= TASK STATEMENT =
Render the lines as a JSON list of strings, one string per line, leaving out blank lines. Begin at the first line of the material and stop after the line that contains "x-tick-label: 750 bbox=[556, 320, 576, 334]".

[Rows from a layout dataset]
##########
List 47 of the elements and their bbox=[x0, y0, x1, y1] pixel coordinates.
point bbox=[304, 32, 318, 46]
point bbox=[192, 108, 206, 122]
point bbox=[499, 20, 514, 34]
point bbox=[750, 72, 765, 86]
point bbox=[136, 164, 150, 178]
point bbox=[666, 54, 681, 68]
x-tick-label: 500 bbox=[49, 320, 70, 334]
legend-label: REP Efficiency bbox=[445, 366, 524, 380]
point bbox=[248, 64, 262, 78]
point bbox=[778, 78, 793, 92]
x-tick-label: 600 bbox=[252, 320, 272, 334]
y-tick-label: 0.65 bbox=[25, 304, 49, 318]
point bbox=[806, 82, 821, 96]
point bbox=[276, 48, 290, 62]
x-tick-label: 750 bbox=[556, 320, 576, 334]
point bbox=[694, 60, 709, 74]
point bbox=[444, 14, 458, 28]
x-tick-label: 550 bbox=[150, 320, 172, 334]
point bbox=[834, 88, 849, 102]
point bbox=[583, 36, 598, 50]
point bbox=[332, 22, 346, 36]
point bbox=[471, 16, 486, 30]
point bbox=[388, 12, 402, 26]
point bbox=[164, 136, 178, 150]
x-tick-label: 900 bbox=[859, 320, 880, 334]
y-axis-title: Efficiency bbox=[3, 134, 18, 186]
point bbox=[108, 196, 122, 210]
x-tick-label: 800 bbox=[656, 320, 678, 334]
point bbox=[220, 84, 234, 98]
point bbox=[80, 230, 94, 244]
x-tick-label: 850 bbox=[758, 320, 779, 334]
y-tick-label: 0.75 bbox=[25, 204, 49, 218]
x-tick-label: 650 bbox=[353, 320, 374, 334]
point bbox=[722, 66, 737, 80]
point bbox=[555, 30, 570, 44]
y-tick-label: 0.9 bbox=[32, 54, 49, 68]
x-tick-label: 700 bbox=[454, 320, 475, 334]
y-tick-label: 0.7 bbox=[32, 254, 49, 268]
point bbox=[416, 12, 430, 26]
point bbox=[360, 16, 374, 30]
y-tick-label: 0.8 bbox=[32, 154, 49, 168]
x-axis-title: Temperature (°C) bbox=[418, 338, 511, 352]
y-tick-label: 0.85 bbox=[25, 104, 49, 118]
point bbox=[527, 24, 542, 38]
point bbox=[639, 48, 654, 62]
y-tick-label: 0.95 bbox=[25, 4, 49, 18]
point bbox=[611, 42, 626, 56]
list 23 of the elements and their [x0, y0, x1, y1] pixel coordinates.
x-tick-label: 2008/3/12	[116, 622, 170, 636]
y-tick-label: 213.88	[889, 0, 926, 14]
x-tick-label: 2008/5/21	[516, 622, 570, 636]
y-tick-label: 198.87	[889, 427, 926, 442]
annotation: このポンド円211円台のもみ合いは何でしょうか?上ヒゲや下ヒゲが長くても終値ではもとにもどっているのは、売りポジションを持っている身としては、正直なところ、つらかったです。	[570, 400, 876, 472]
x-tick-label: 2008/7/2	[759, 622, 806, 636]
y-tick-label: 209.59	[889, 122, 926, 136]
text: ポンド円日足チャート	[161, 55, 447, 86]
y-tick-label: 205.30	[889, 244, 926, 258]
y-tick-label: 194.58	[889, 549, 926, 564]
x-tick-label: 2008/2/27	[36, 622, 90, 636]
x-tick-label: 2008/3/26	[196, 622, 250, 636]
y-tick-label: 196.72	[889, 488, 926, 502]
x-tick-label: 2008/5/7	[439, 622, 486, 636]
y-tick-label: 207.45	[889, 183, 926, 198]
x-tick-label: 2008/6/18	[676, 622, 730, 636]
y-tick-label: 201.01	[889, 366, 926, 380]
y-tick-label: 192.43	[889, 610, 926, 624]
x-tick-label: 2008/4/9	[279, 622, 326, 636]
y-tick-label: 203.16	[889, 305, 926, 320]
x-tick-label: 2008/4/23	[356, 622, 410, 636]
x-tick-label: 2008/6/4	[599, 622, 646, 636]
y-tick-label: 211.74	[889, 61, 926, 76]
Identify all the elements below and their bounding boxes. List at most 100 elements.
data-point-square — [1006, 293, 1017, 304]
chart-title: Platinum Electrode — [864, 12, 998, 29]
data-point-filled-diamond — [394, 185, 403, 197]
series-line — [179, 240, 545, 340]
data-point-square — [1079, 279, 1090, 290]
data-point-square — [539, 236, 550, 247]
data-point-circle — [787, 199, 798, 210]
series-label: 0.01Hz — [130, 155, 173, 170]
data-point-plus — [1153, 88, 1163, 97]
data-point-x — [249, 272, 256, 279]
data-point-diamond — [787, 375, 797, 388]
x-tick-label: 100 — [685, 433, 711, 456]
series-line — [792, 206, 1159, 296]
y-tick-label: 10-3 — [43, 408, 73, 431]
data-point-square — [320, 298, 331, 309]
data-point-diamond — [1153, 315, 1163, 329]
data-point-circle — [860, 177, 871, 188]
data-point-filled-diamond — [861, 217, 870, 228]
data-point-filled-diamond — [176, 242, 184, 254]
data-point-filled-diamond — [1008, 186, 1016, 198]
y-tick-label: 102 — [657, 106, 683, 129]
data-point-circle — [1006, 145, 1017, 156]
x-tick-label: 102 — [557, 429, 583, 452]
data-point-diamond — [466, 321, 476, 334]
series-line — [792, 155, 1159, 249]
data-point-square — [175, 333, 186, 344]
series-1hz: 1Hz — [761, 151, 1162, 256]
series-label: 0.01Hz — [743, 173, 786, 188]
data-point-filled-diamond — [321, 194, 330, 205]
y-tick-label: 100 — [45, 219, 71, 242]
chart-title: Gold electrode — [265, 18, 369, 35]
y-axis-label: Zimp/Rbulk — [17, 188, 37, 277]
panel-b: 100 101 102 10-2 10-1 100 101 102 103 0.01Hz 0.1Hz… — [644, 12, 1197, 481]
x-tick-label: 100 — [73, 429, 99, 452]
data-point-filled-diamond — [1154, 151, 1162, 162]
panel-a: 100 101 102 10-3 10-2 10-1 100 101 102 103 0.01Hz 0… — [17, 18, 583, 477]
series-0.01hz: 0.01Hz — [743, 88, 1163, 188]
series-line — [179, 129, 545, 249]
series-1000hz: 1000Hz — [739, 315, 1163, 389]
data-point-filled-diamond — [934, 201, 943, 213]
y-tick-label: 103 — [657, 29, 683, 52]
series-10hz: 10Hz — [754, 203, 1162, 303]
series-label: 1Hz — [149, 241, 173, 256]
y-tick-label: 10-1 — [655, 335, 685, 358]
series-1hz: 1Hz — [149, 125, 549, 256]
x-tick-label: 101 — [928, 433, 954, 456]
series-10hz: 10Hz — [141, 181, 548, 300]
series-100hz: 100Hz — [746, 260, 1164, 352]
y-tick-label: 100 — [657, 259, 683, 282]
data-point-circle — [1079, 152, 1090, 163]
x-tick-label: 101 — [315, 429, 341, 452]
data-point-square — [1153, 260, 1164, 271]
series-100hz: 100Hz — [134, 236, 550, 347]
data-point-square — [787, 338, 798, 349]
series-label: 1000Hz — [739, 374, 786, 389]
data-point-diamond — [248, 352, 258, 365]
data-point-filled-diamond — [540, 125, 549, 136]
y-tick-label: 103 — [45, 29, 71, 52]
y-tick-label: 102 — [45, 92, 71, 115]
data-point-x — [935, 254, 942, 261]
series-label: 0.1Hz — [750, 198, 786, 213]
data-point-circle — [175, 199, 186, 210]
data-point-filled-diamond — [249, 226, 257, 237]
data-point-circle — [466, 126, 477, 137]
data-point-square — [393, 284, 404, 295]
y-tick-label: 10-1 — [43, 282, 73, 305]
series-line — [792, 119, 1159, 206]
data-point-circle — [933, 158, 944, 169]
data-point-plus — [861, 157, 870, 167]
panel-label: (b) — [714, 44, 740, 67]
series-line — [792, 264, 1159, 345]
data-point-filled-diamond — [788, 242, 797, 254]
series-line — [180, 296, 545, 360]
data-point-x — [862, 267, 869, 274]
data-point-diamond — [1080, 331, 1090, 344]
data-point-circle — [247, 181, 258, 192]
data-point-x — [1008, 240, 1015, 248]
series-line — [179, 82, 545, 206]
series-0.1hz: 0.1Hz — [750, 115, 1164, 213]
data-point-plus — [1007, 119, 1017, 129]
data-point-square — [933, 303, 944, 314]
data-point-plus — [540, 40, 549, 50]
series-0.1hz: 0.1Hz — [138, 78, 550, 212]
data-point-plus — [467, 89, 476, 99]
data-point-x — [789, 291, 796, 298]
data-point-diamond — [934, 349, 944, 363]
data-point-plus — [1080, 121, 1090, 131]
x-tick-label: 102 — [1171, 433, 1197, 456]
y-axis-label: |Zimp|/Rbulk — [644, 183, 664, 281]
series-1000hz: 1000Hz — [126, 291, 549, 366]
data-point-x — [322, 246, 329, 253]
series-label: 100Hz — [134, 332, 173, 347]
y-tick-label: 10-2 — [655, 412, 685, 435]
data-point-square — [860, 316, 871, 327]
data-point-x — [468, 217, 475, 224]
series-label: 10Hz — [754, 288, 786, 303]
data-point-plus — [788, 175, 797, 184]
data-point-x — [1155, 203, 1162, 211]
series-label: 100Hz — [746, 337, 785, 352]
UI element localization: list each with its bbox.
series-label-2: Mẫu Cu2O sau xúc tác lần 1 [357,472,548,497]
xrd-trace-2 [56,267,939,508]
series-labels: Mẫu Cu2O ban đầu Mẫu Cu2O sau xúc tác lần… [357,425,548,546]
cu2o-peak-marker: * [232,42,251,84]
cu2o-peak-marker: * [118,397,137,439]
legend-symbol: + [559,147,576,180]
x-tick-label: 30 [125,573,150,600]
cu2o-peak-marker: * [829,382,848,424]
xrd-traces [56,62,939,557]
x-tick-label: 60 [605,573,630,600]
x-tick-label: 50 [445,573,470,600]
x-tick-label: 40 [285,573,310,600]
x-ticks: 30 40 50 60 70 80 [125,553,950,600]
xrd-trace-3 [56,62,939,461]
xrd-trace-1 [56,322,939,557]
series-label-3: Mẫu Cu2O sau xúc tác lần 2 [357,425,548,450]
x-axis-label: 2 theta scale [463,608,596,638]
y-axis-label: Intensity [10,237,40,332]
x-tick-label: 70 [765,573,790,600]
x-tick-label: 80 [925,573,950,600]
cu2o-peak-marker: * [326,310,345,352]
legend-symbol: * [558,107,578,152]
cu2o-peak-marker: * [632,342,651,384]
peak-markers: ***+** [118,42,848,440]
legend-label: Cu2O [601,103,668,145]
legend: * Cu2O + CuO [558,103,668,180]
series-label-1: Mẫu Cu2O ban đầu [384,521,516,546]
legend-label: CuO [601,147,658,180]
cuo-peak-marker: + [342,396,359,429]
##########
= WORKED SOLUTION =
[
  "List 47 of the elements and their bbox=[x0, y0, x1, y1] pixel coordinates.",
  "point bbox=[304, 32, 318, 46]",
  "point bbox=[192, 108, 206, 122]",
  "point bbox=[499, 20, 514, 34]",
  "point bbox=[750, 72, 765, 86]",
  "point bbox=[136, 164, 150, 178]",
  "point bbox=[666, 54, 681, 68]",
  "x-tick-label: 500 bbox=[49, 320, 70, 334]",
  "legend-label: REP Efficiency bbox=[445, 366, 524, 380]",
  "point bbox=[248, 64, 262, 78]",
  "point bbox=[778, 78, 793, 92]",
  "x-tick-label: 600 bbox=[252, 320, 272, 334]",
  "y-tick-label: 0.65 bbox=[25, 304, 49, 318]",
  "point bbox=[806, 82, 821, 96]",
  "point bbox=[276, 48, 290, 62]",
  "x-tick-label: 750 bbox=[556, 320, 576, 334]"
]